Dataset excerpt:
━━━━━━━━━━

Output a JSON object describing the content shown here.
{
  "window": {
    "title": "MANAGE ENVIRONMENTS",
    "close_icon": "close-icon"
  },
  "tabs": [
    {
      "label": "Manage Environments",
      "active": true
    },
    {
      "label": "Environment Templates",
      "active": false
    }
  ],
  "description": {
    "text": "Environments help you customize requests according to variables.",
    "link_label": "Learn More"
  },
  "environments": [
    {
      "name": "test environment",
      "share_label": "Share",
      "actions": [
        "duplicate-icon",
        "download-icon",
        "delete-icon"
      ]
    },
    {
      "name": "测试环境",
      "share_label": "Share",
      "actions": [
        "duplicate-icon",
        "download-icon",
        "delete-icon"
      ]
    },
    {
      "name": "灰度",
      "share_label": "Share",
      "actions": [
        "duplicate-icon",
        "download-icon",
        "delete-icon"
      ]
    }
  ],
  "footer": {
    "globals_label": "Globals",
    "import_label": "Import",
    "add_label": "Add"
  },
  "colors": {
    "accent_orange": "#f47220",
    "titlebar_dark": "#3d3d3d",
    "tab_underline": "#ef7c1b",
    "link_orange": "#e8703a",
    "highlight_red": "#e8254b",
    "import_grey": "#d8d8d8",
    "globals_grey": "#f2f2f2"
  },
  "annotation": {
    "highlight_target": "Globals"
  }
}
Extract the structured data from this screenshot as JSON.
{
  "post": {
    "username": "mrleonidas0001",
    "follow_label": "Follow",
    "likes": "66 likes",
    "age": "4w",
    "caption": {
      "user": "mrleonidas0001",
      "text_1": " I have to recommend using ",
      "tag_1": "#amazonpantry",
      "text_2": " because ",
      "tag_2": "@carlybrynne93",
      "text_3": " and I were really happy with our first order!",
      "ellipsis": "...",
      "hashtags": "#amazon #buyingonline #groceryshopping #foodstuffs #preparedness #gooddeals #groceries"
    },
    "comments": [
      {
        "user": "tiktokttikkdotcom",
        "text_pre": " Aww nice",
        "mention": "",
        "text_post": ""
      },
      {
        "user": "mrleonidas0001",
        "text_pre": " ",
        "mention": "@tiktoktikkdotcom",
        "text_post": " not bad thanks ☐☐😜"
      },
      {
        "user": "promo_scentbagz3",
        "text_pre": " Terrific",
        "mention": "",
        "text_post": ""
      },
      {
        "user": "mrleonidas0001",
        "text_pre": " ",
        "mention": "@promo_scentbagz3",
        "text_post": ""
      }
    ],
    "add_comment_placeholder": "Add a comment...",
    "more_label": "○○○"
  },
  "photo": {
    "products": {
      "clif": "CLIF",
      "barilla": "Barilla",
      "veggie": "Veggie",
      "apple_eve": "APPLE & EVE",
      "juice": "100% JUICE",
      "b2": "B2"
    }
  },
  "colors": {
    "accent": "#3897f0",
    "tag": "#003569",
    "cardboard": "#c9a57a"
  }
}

━━━━━━━━━━

> _What is being asked_
Copy every line verbatim.

> _Correct output_
Output a JSON object describing the content shown here.
{
  "window": {
    "title": "MANAGE ENVIRONMENTS",
    "close_icon": "close-icon"
  },
  "tabs": [
    {
      "label": "Manage Environments",
      "active": true
    },
    {
      "label": "Environment Templates",
      "active": false
    }
  ],
  "description": {
    "text": "Environments help you customize requests according to variables.",
    "link_label": "Learn More"
  },
  "environments": [
    {
      "name": "test environment",
      "share_label": "Share",
      "actions": [
        "duplicate-icon",
        "download-icon",
        "delete-icon"
      ]
    },
    {
      "name": "测试环境",
      "share_label": "Share",
      "actions": [
        "duplicate-icon",
        "download-icon",
        "delete-icon"
      ]
    },
    {
      "name": "灰度",
      "share_label": "Share",
      "actions": [
        "duplicate-icon",
        "download-icon",
        "delete-icon"
      ]
    }
  ],
  "footer": {
    "globals_label": "Globals",
    "import_label": "Import",
    "add_label": "Add"
  },
  "colors": {
    "accent_orange": "#f47220",
    "titlebar_dark": "#3d3d3d",
    "tab_underline": "#ef7c1b",
    "link_orange": "#e8703a",
    "highlight_red": "#e8254b",
    "import_grey": "#d8d8d8",
    "globals_grey": "#f2f2f2"
  },
  "annotation": {
    "highlight_target": "Globals"
  }
}
Extract the structured data from this screenshot as JSON.
{
  "post": {
    "username": "mrleonidas0001",
    "follow_label": "Follow",
    "likes": "66 likes",
    "age": "4w",
    "caption": {
      "user": "mrleonidas0001",
      "text_1": " I have to recommend using ",
      "tag_1": "#amazonpantry",
      "text_2": " because ",
      "tag_2": "@carlybrynne93",
      "text_3": " and I were really happy with our first order!",
      "ellipsis": "...",
      "hashtags": "#amazon #buyingonline #groceryshopping #foodstuffs #preparedness #gooddeals #groceries"
    },
    "comments": [
      {
        "user": "tiktokttikkdotcom",
        "text_pre": " Aww nice",
        "mention": "",
        "text_post": ""
      },
      {
        "user": "mrleonidas0001",
        "text_pre": " ",
        "mention": "@tiktoktikkdotcom",
        "text_post": " not bad thanks ☐☐😜"
      },
      {
        "user": "promo_scentbagz3",
        "text_pre": " Terrific",
        "mention": "",
        "text_post": ""
      },
      {
        "user": "mrleonidas0001",
        "text_pre": " ",
        "mention": "@promo_scentbagz3",
        "text_post": ""
      }
    ],
    "add_comment_placeholder": "Add a comment...",
    "more_label": "○○○"
  },
  "photo": {
    "products": {
      "clif": "CLIF",
      "barilla": "Barilla",
      "veggie": "Veggie",
      "apple_eve": "APPLE & EVE",
      "juice": "100% JUICE",
      "b2": "B2"
    }
  },
  "colors": {
    "accent": "#3897f0",
    "tag": "#003569",
    "cardboard": "#c9a57a"
  }
}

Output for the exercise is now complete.